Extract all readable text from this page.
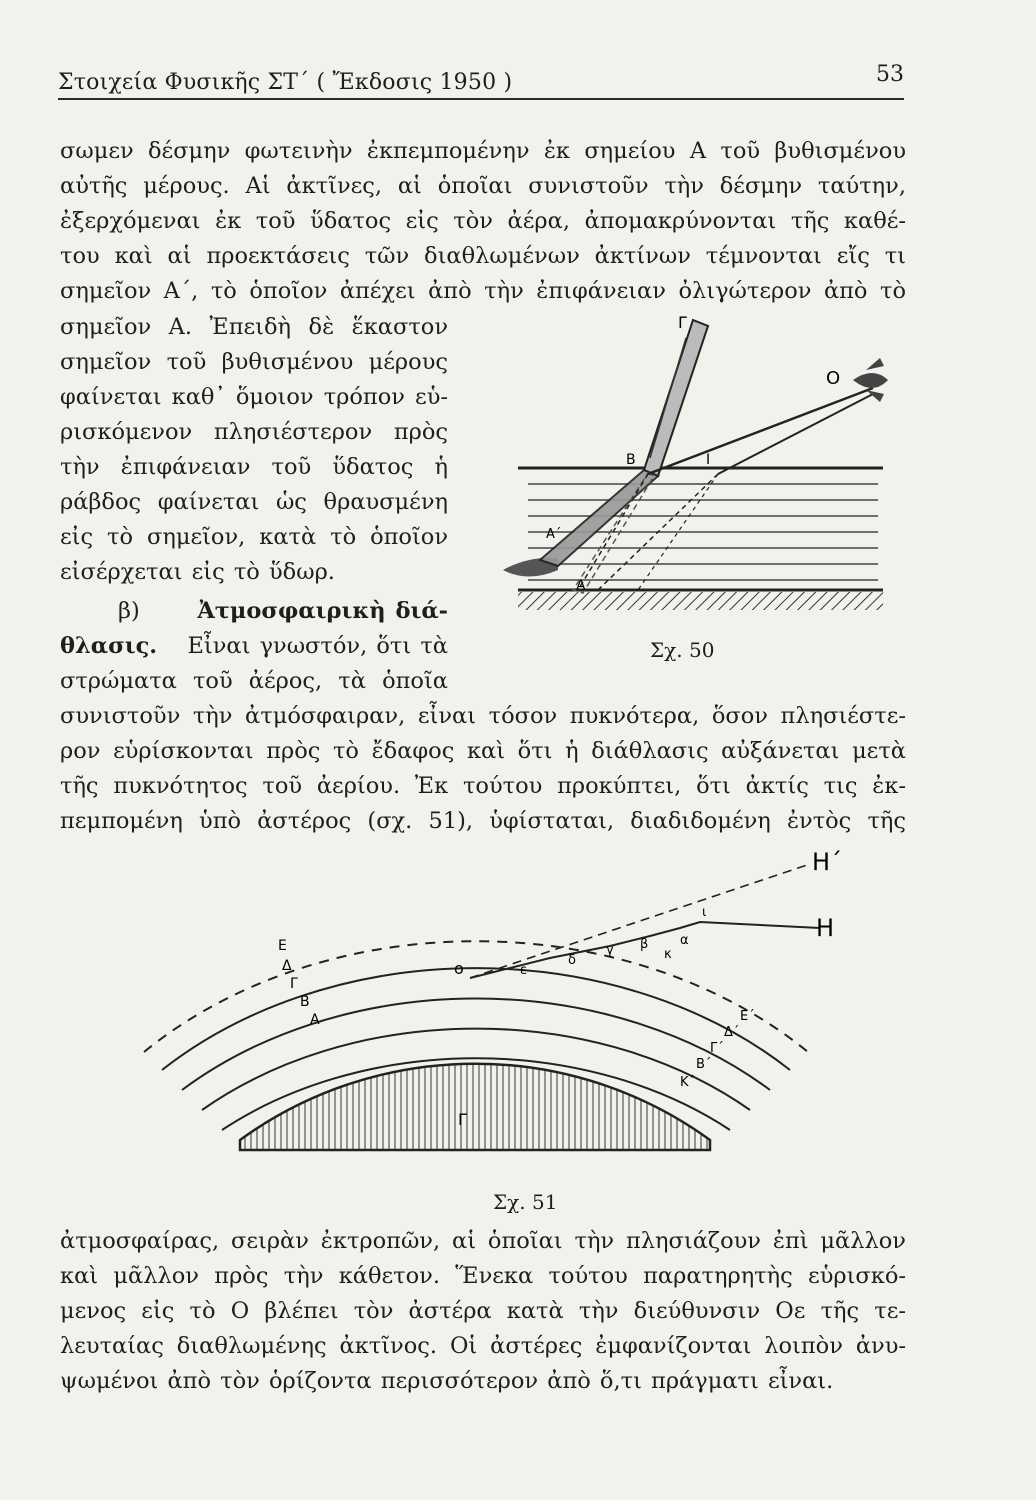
Στοιχεία Φυσικῆς ΣΤ΄ ( Ἔκδοσις 1950 )	53
σωμεν δέσμην φωτεινὴν ἐκπεμπομένην ἐκ σημείου Α τοῦ βυθισμένου
αὐτῆς μέρους. Αἱ ἀκτῖνες, αἱ ὁποῖαι συνιστοῦν τὴν δέσμην ταύτην,
ἐξερχόμεναι ἐκ τοῦ ὕδατος εἰς τὸν ἀέρα, ἀπομακρύνονται τῆς καθέ-
του καὶ αἱ προεκτάσεις τῶν διαθλωμένων ἀκτίνων τέμνονται εἴς τι
σημεῖον Α΄, τὸ ὁποῖον ἀπέχει ἀπὸ τὴν ἐπιφάνειαν ὀλιγώτερον ἀπὸ τὸ
σημεῖον Α. Ἐπειδὴ δὲ ἕκαστον
σημεῖον τοῦ βυθισμένου μέρους
φαίνεται καθ᾽ ὅμοιον τρόπον εὑ-
ρισκόμενον πλησιέστερον πρὸς
τὴν ἐπιφάνειαν τοῦ ὕδατος ἡ
ράβδος φαίνεται ὡς θραυσμένη
εἰς τὸ σημεῖον, κατὰ τὸ ὁποῖον
εἰσέρχεται εἰς τὸ ὕδωρ.
β)	Ἀτμοσφαιρικὴ διά-
θλασις. Εἶναι γνωστόν, ὅτι τὰ
στρώματα τοῦ ἀέρος, τὰ ὁποῖα
συνιστοῦν τὴν ἀτμόσφαιραν, εἶναι τόσον πυκνότερα, ὅσον πλησιέστε-
ρον εὑρίσκονται πρὸς τὸ ἔδαφος καὶ ὅτι ἡ διάθλασις αὐξάνεται μετὰ
τῆς πυκνότητος τοῦ ἀερίου. Ἐκ τούτου προκύπτει, ὅτι ἀκτίς τις ἐκ-
πεμπομένη ὑπὸ ἀστέρος (σχ. 51), ὑφίσταται, διαδιδομένη ἐντὸς τῆς
ἀτμοσφαίρας, σειρὰν ἐκτροπῶν, αἱ ὁποῖαι τὴν πλησιάζουν ἐπὶ μᾶλλον
καὶ μᾶλλον πρὸς τὴν κάθετον. Ἕνεκα τούτου παρατηρητὴς εὑρισκό-
μενος εἰς τὸ Ο βλέπει τὸν ἀστέρα κατὰ τὴν διεύθυνσιν Οε τῆς τε-
λευταίας διαθλωμένης ἀκτῖνος. Οἱ ἀστέρες ἐμφανίζονται λοιπὸν ἀνυ-
ψωμένοι ἀπὸ τὸν ὁρίζοντα περισσότερον ἀπὸ ὅ,τι πράγματι εἶναι.
Γ
Ο
Β	Ι
Α΄
Α
Σχ. 50
Η΄
Η
ο
Γ
Ε
Δ
Γ
Β
Α	Ε΄
Δ΄
Γ΄
Β΄
Κ΄
ε
δ
γ β
κ
α
ι
Σχ. 51
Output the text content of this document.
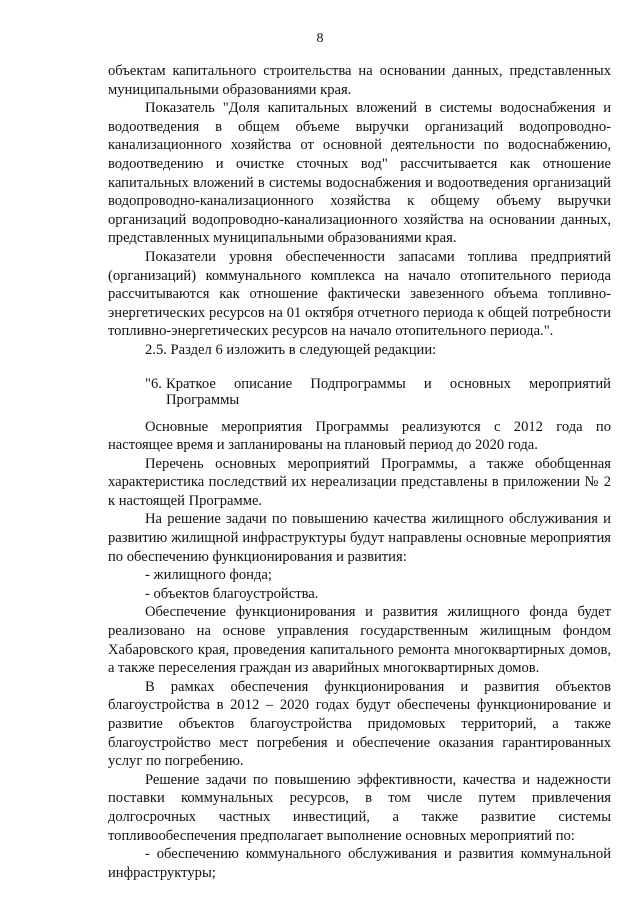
8

объектам капитального строительства на основании данных, представленных муниципальными образованиями края.

Показатель "Доля капитальных вложений в системы водоснабжения и водоотведения в общем объеме выручки организаций водопроводно-канализационного хозяйства от основной деятельности по водоснабжению, водоотведению и очистке сточных вод" рассчитывается как отношение капитальных вложений в системы водоснабжения и водоотведения организаций водопроводно-канализационного хозяйства к общему объему выручки организаций водопроводно-канализационного хозяйства на основании данных, представленных муниципальными образованиями края.

Показатели уровня обеспеченности запасами топлива предприятий (организаций) коммунального комплекса на начало отопительного периода рассчитываются как отношение фактически завезенного объема топливно-энергетических ресурсов на 01 октября отчетного периода к общей потребности топливно-энергетических ресурсов на начало отопительного периода.".

2.5. Раздел 6 изложить в следующей редакции:

"6. Краткое описание Подпрограммы и основных мероприятий Программы

Основные мероприятия Программы реализуются с 2012 года по настоящее время и запланированы на плановый период до 2020 года.

Перечень основных мероприятий Программы, а также обобщенная характеристика последствий их нереализации представлены в приложении № 2 к настоящей Программе.

На решение задачи по повышению качества жилищного обслуживания и развитию жилищной инфраструктуры будут направлены основные мероприятия по обеспечению функционирования и развития:

- жилищного фонда;

- объектов благоустройства.

Обеспечение функционирования и развития жилищного фонда будет реализовано на основе управления государственным жилищным фондом Хабаровского края, проведения капитального ремонта многоквартирных домов, а также переселения граждан из аварийных многоквартирных домов.

В рамках обеспечения функционирования и развития объектов благоустройства в 2012 – 2020 годах будут обеспечены функционирование и развитие объектов благоустройства придомовых территорий, а также благоустройство мест погребения и обеспечение оказания гарантированных услуг по погребению.

Решение задачи по повышению эффективности, качества и надежности поставки коммунальных ресурсов, в том числе путем привлечения долгосрочных частных инвестиций, а также развитие системы топливообеспечения предполагает выполнение основных мероприятий по:

- обеспечению коммунального обслуживания и развития коммунальной инфраструктуры;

__________________________________________________

* **DIRECTIVE**:
Print each record exactly as it stands, leaving the images out.

* **THE RESULT**:
Extract all readable text from this page.
Στοιχεία Φυσικῆς ΣΤ΄ ( Ἔκδοσις 1950 )	53
σωμεν δέσμην φωτεινὴν ἐκπεμπομένην ἐκ σημείου Α τοῦ βυθισμένου
αὐτῆς μέρους. Αἱ ἀκτῖνες, αἱ ὁποῖαι συνιστοῦν τὴν δέσμην ταύτην,
ἐξερχόμεναι ἐκ τοῦ ὕδατος εἰς τὸν ἀέρα, ἀπομακρύνονται τῆς καθέ-
του καὶ αἱ προεκτάσεις τῶν διαθλωμένων ἀκτίνων τέμνονται εἴς τι
σημεῖον Α΄, τὸ ὁποῖον ἀπέχει ἀπὸ τὴν ἐπιφάνειαν ὀλιγώτερον ἀπὸ τὸ
σημεῖον Α. Ἐπειδὴ δὲ ἕκαστον
σημεῖον τοῦ βυθισμένου μέρους
φαίνεται καθ᾽ ὅμοιον τρόπον εὑ-
ρισκόμενον πλησιέστερον πρὸς
τὴν ἐπιφάνειαν τοῦ ὕδατος ἡ
ράβδος φαίνεται ὡς θραυσμένη
εἰς τὸ σημεῖον, κατὰ τὸ ὁποῖον
εἰσέρχεται εἰς τὸ ὕδωρ.
β)	Ἀτμοσφαιρικὴ διά-
θλασις. Εἶναι γνωστόν, ὅτι τὰ
στρώματα τοῦ ἀέρος, τὰ ὁποῖα
συνιστοῦν τὴν ἀτμόσφαιραν, εἶναι τόσον πυκνότερα, ὅσον πλησιέστε-
ρον εὑρίσκονται πρὸς τὸ ἔδαφος καὶ ὅτι ἡ διάθλασις αὐξάνεται μετὰ
τῆς πυκνότητος τοῦ ἀερίου. Ἐκ τούτου προκύπτει, ὅτι ἀκτίς τις ἐκ-
πεμπομένη ὑπὸ ἀστέρος (σχ. 51), ὑφίσταται, διαδιδομένη ἐντὸς τῆς
ἀτμοσφαίρας, σειρὰν ἐκτροπῶν, αἱ ὁποῖαι τὴν πλησιάζουν ἐπὶ μᾶλλον
καὶ μᾶλλον πρὸς τὴν κάθετον. Ἕνεκα τούτου παρατηρητὴς εὑρισκό-
μενος εἰς τὸ Ο βλέπει τὸν ἀστέρα κατὰ τὴν διεύθυνσιν Οε τῆς τε-
λευταίας διαθλωμένης ἀκτῖνος. Οἱ ἀστέρες ἐμφανίζονται λοιπὸν ἀνυ-
ψωμένοι ἀπὸ τὸν ὁρίζοντα περισσότερον ἀπὸ ὅ,τι πράγματι εἶναι.
Γ
Ο
Β	Ι
Α΄
Α
Σχ. 50
Η΄
Η
ο
Γ
Ε
Δ
Γ
Β
Α	Ε΄
Δ΄
Γ΄
Β΄
Κ΄
ε
δ
γ β
κ
α
ι
Σχ. 51
Output the text content of this document.
8

объектам капитального строительства на основании данных, представленных муниципальными образованиями края.

Показатель "Доля капитальных вложений в системы водоснабжения и водоотведения в общем объеме выручки организаций водопроводно-канализационного хозяйства от основной деятельности по водоснабжению, водоотведению и очистке сточных вод" рассчитывается как отношение капитальных вложений в системы водоснабжения и водоотведения организаций водопроводно-канализационного хозяйства к общему объему выручки организаций водопроводно-канализационного хозяйства на основании данных, представленных муниципальными образованиями края.

Показатели уровня обеспеченности запасами топлива предприятий (организаций) коммунального комплекса на начало отопительного периода рассчитываются как отношение фактически завезенного объема топливно-энергетических ресурсов на 01 октября отчетного периода к общей потребности топливно-энергетических ресурсов на начало отопительного периода.".

2.5. Раздел 6 изложить в следующей редакции:

"6. Краткое описание Подпрограммы и основных мероприятий Программы

Основные мероприятия Программы реализуются с 2012 года по настоящее время и запланированы на плановый период до 2020 года.

Перечень основных мероприятий Программы, а также обобщенная характеристика последствий их нереализации представлены в приложении № 2 к настоящей Программе.

На решение задачи по повышению качества жилищного обслуживания и развитию жилищной инфраструктуры будут направлены основные мероприятия по обеспечению функционирования и развития:

- жилищного фонда;

- объектов благоустройства.

Обеспечение функционирования и развития жилищного фонда будет реализовано на основе управления государственным жилищным фондом Хабаровского края, проведения капитального ремонта многоквартирных домов, а также переселения граждан из аварийных многоквартирных домов.

В рамках обеспечения функционирования и развития объектов благоустройства в 2012 – 2020 годах будут обеспечены функционирование и развитие объектов благоустройства придомовых территорий, а также благоустройство мест погребения и обеспечение оказания гарантированных услуг по погребению.

Решение задачи по повышению эффективности, качества и надежности поставки коммунальных ресурсов, в том числе путем привлечения долгосрочных частных инвестиций, а также развитие системы топливообеспечения предполагает выполнение основных мероприятий по:

- обеспечению коммунального обслуживания и развития коммунальной инфраструктуры;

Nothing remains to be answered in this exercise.